Exercise objective → Repeat each record exactly as written, and drop any images.

═════ Extracted records ═════

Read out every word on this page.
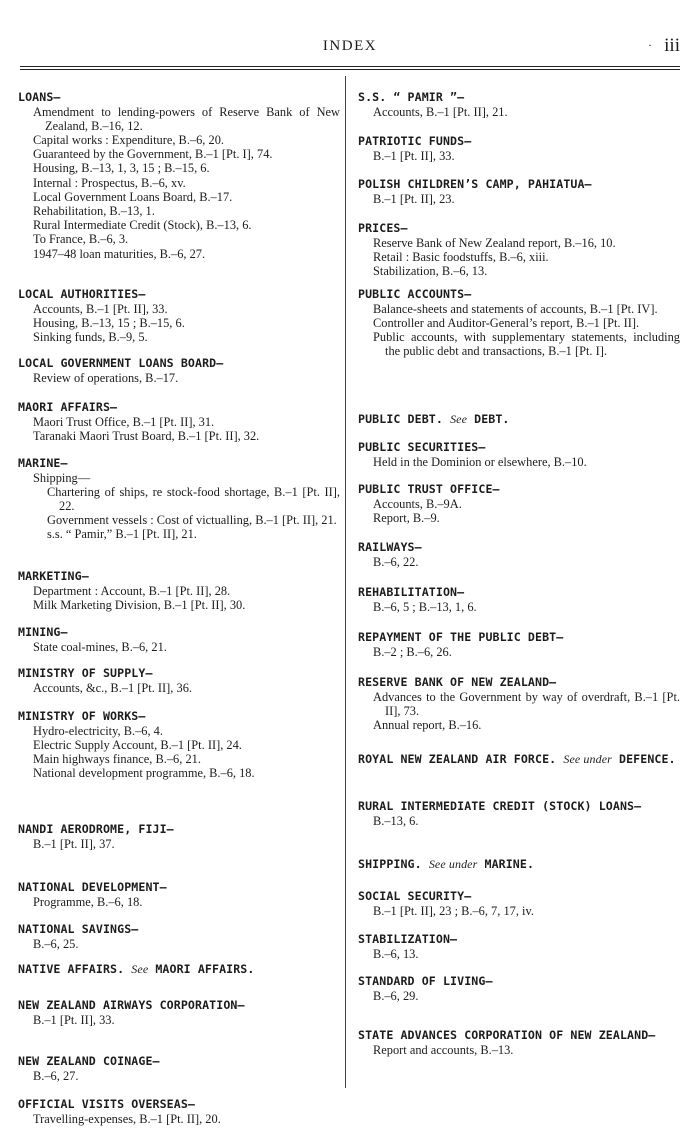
INDEX	· iii
LOANS—
Amendment to lending-powers of Reserve Bank of New Zealand, B.–16, 12.
Capital works : Expenditure, B.–6, 20.
Guaranteed by the Government, B.–1 [Pt. I], 74.
Housing, B.–13, 1, 3, 15 ; B.–15, 6.
Internal : Prospectus, B.–6, xv.
Local Government Loans Board, B.–17.
Rehabilitation, B.–13, 1.
Rural Intermediate Credit (Stock), B.–13, 6.
To France, B.–6, 3.
1947–48 loan maturities, B.–6, 27.
LOCAL AUTHORITIES—
Accounts, B.–1 [Pt. II], 33.
Housing, B.–13, 15 ; B.–15, 6.
Sinking funds, B.–9, 5.
LOCAL GOVERNMENT LOANS BOARD—
Review of operations, B.–17.
MAORI AFFAIRS—
Maori Trust Office, B.–1 [Pt. II], 31.
Taranaki Maori Trust Board, B.–1 [Pt. II], 32.
MARINE—
Shipping—
Chartering of ships, re stock-food shortage, B.–1 [Pt. II], 22.
Government vessels : Cost of victualling, B.–1 [Pt. II], 21.
s.s. “ Pamir,” B.–1 [Pt. II], 21.
MARKETING—
Department : Account, B.–1 [Pt. II], 28.
Milk Marketing Division, B.–1 [Pt. II], 30.
MINING—
State coal-mines, B.–6, 21.
MINISTRY OF SUPPLY—
Accounts, &c., B.–1 [Pt. II], 36.
MINISTRY OF WORKS—
Hydro-electricity, B.–6, 4.
Electric Supply Account, B.–1 [Pt. II], 24.
Main highways finance, B.–6, 21.
National development programme, B.–6, 18.
NANDI AERODROME, FIJI—
B.–1 [Pt. II], 37.
NATIONAL DEVELOPMENT—
Programme, B.–6, 18.
NATIONAL SAVINGS—
B.–6, 25.
NATIVE AFFAIRS. See MAORI AFFAIRS.
NEW ZEALAND AIRWAYS CORPORATION—
B.–1 [Pt. II], 33.
NEW ZEALAND COINAGE—
B.–6, 27.
OFFICIAL VISITS OVERSEAS—
Travelling-expenses, B.–1 [Pt. II], 20.
S.S. “ PAMIR ”—
Accounts, B.–1 [Pt. II], 21.
PATRIOTIC FUNDS—
B.–1 [Pt. II], 33.
POLISH CHILDREN’S CAMP, PAHIATUA—
B.–1 [Pt. II], 23.
PRICES—
Reserve Bank of New Zealand report, B.–16, 10.
Retail : Basic foodstuffs, B.–6, xiii.
Stabilization, B.–6, 13.
PUBLIC ACCOUNTS—
Balance-sheets and statements of accounts, B.–1 [Pt. IV].
Controller and Auditor-General’s report, B.–1 [Pt. II].
Public accounts, with supplementary statements, including the public debt and transactions, B.–1 [Pt. I].
PUBLIC DEBT. See DEBT.
PUBLIC SECURITIES—
Held in the Dominion or elsewhere, B.–10.
PUBLIC TRUST OFFICE—
Accounts, B.–9A.
Report, B.–9.
RAILWAYS—
B.–6, 22.
REHABILITATION—
B.–6, 5 ; B.–13, 1, 6.
REPAYMENT OF THE PUBLIC DEBT—
B.–2 ; B.–6, 26.
RESERVE BANK OF NEW ZEALAND—
Advances to the Government by way of overdraft, B.–1 [Pt. II], 73.
Annual report, B.–16.
ROYAL NEW ZEALAND AIR FORCE. See under DEFENCE.
RURAL INTERMEDIATE CREDIT (STOCK) LOANS—
B.–13, 6.
SHIPPING. See under MARINE.
SOCIAL SECURITY—
B.–1 [Pt. II], 23 ; B.–6, 7, 17, iv.
STABILIZATION—
B.–6, 13.
STANDARD OF LIVING—
B.–6, 29.
STATE ADVANCES CORPORATION OF NEW ZEALAND—
Report and accounts, B.–13.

═════

Exercise answer →
Read out every word on this page.
INDEX	· iii
LOANS—
Amendment to lending-powers of Reserve Bank of New Zealand, B.–16, 12.
Capital works : Expenditure, B.–6, 20.
Guaranteed by the Government, B.–1 [Pt. I], 74.
Housing, B.–13, 1, 3, 15 ; B.–15, 6.
Internal : Prospectus, B.–6, xv.
Local Government Loans Board, B.–17.
Rehabilitation, B.–13, 1.
Rural Intermediate Credit (Stock), B.–13, 6.
To France, B.–6, 3.
1947–48 loan maturities, B.–6, 27.
LOCAL AUTHORITIES—
Accounts, B.–1 [Pt. II], 33.
Housing, B.–13, 15 ; B.–15, 6.
Sinking funds, B.–9, 5.
LOCAL GOVERNMENT LOANS BOARD—
Review of operations, B.–17.
MAORI AFFAIRS—
Maori Trust Office, B.–1 [Pt. II], 31.
Taranaki Maori Trust Board, B.–1 [Pt. II], 32.
MARINE—
Shipping—
Chartering of ships, re stock-food shortage, B.–1 [Pt. II], 22.
Government vessels : Cost of victualling, B.–1 [Pt. II], 21.
s.s. “ Pamir,” B.–1 [Pt. II], 21.
MARKETING—
Department : Account, B.–1 [Pt. II], 28.
Milk Marketing Division, B.–1 [Pt. II], 30.
MINING—
State coal-mines, B.–6, 21.
MINISTRY OF SUPPLY—
Accounts, &c., B.–1 [Pt. II], 36.
MINISTRY OF WORKS—
Hydro-electricity, B.–6, 4.
Electric Supply Account, B.–1 [Pt. II], 24.
Main highways finance, B.–6, 21.
National development programme, B.–6, 18.
NANDI AERODROME, FIJI—
B.–1 [Pt. II], 37.
NATIONAL DEVELOPMENT—
Programme, B.–6, 18.
NATIONAL SAVINGS—
B.–6, 25.
NATIVE AFFAIRS. See MAORI AFFAIRS.
NEW ZEALAND AIRWAYS CORPORATION—
B.–1 [Pt. II], 33.
NEW ZEALAND COINAGE—
B.–6, 27.
OFFICIAL VISITS OVERSEAS—
Travelling-expenses, B.–1 [Pt. II], 20.
S.S. “ PAMIR ”—
Accounts, B.–1 [Pt. II], 21.
PATRIOTIC FUNDS—
B.–1 [Pt. II], 33.
POLISH CHILDREN’S CAMP, PAHIATUA—
B.–1 [Pt. II], 23.
PRICES—
Reserve Bank of New Zealand report, B.–16, 10.
Retail : Basic foodstuffs, B.–6, xiii.
Stabilization, B.–6, 13.
PUBLIC ACCOUNTS—
Balance-sheets and statements of accounts, B.–1 [Pt. IV].
Controller and Auditor-General’s report, B.–1 [Pt. II].
Public accounts, with supplementary statements, including the public debt and transactions, B.–1 [Pt. I].
PUBLIC DEBT. See DEBT.
PUBLIC SECURITIES—
Held in the Dominion or elsewhere, B.–10.
PUBLIC TRUST OFFICE—
Accounts, B.–9A.
Report, B.–9.
RAILWAYS—
B.–6, 22.
REHABILITATION—
B.–6, 5 ; B.–13, 1, 6.
REPAYMENT OF THE PUBLIC DEBT—
B.–2 ; B.–6, 26.
RESERVE BANK OF NEW ZEALAND—
Advances to the Government by way of overdraft, B.–1 [Pt. II], 73.
Annual report, B.–16.
ROYAL NEW ZEALAND AIR FORCE. See under DEFENCE.
RURAL INTERMEDIATE CREDIT (STOCK) LOANS—
B.–13, 6.
SHIPPING. See under MARINE.
SOCIAL SECURITY—
B.–1 [Pt. II], 23 ; B.–6, 7, 17, iv.
STABILIZATION—
B.–6, 13.
STANDARD OF LIVING—
B.–6, 29.
STATE ADVANCES CORPORATION OF NEW ZEALAND—
Report and accounts, B.–13.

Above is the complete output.